**** Provided material

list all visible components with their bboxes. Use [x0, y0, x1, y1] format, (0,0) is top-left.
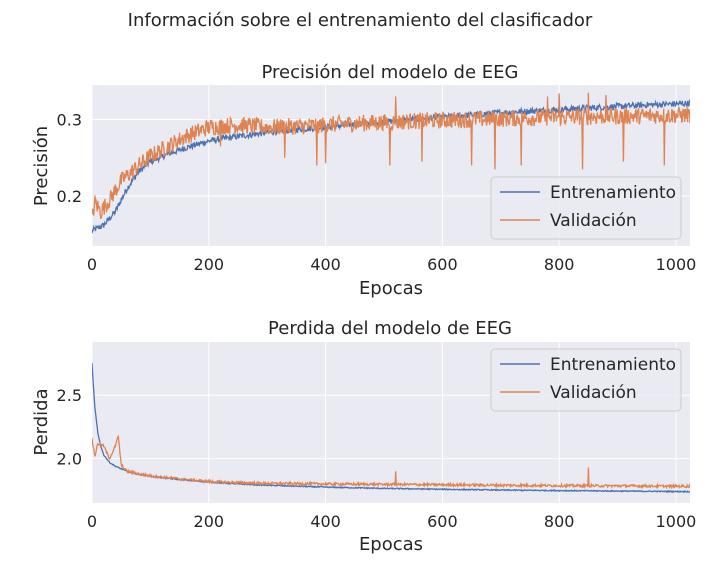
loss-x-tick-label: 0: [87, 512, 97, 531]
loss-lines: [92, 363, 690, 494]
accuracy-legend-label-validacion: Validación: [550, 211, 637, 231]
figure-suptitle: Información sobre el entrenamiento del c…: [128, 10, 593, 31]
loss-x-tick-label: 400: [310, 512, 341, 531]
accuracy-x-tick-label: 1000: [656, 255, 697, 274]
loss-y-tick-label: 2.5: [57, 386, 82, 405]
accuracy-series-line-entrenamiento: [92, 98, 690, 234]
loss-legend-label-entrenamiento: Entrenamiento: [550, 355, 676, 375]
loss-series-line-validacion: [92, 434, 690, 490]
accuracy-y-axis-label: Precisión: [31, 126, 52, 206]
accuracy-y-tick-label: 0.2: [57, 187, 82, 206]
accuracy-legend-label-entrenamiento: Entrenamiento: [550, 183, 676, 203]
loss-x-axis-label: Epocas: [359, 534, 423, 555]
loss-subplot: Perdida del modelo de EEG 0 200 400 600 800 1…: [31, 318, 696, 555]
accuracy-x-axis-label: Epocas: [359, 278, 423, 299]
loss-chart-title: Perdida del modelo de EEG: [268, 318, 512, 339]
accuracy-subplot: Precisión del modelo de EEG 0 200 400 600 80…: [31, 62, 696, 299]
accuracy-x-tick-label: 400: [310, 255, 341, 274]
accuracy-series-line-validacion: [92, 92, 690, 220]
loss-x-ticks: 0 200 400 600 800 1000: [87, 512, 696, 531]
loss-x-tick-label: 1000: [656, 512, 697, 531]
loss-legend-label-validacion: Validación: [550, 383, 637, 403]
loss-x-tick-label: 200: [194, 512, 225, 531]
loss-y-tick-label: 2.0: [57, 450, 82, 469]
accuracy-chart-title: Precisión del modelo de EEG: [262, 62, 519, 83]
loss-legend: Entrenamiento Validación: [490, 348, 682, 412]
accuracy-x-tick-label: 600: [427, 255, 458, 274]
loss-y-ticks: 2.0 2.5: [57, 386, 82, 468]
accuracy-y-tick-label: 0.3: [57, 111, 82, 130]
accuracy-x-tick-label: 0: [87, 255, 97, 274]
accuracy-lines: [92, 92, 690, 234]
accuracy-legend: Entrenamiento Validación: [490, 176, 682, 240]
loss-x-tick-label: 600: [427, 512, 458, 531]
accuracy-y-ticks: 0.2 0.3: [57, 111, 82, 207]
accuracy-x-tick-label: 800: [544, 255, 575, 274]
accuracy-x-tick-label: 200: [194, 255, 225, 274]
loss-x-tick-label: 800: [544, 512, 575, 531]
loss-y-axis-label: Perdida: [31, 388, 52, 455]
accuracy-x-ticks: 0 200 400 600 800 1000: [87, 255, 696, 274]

********

§ Task brief
Change "Epocas" to "Épocas" in the items, from the line with "loss-x-tick-label: 0: [87, 512, 97, 531]" up to and including the line with "accuracy-x-tick-label: 400: [310, 255, 341, 274]". Give only those lines, leaving everything else unchanged.

§ Result of the exercise
loss-x-tick-label: 0: [87, 512, 97, 531]
loss-lines: [92, 363, 690, 494]
accuracy-legend-label-validacion: Validación: [550, 211, 637, 231]
figure-suptitle: Información sobre el entrenamiento del c…: [128, 10, 593, 31]
loss-x-tick-label: 400: [310, 512, 341, 531]
accuracy-x-tick-label: 1000: [656, 255, 697, 274]
loss-y-tick-label: 2.5: [57, 386, 82, 405]
accuracy-series-line-entrenamiento: [92, 98, 690, 234]
loss-legend-label-entrenamiento: Entrenamiento: [550, 355, 676, 375]
loss-series-line-validacion: [92, 434, 690, 490]
accuracy-y-axis-label: Precisión: [31, 126, 52, 206]
accuracy-y-tick-label: 0.2: [57, 187, 82, 206]
accuracy-legend-label-entrenamiento: Entrenamiento: [550, 183, 676, 203]
loss-x-axis-label: Épocas: [359, 534, 423, 555]
loss-subplot: Perdida del modelo de EEG 0 200 400 600 800 1…: [31, 318, 696, 555]
accuracy-x-axis-label: Épocas: [359, 278, 423, 299]
loss-chart-title: Perdida del modelo de EEG: [268, 318, 512, 339]
accuracy-subplot: Precisión del modelo de EEG 0 200 400 600 80…: [31, 62, 696, 299]
accuracy-x-tick-label: 400: [310, 255, 341, 274]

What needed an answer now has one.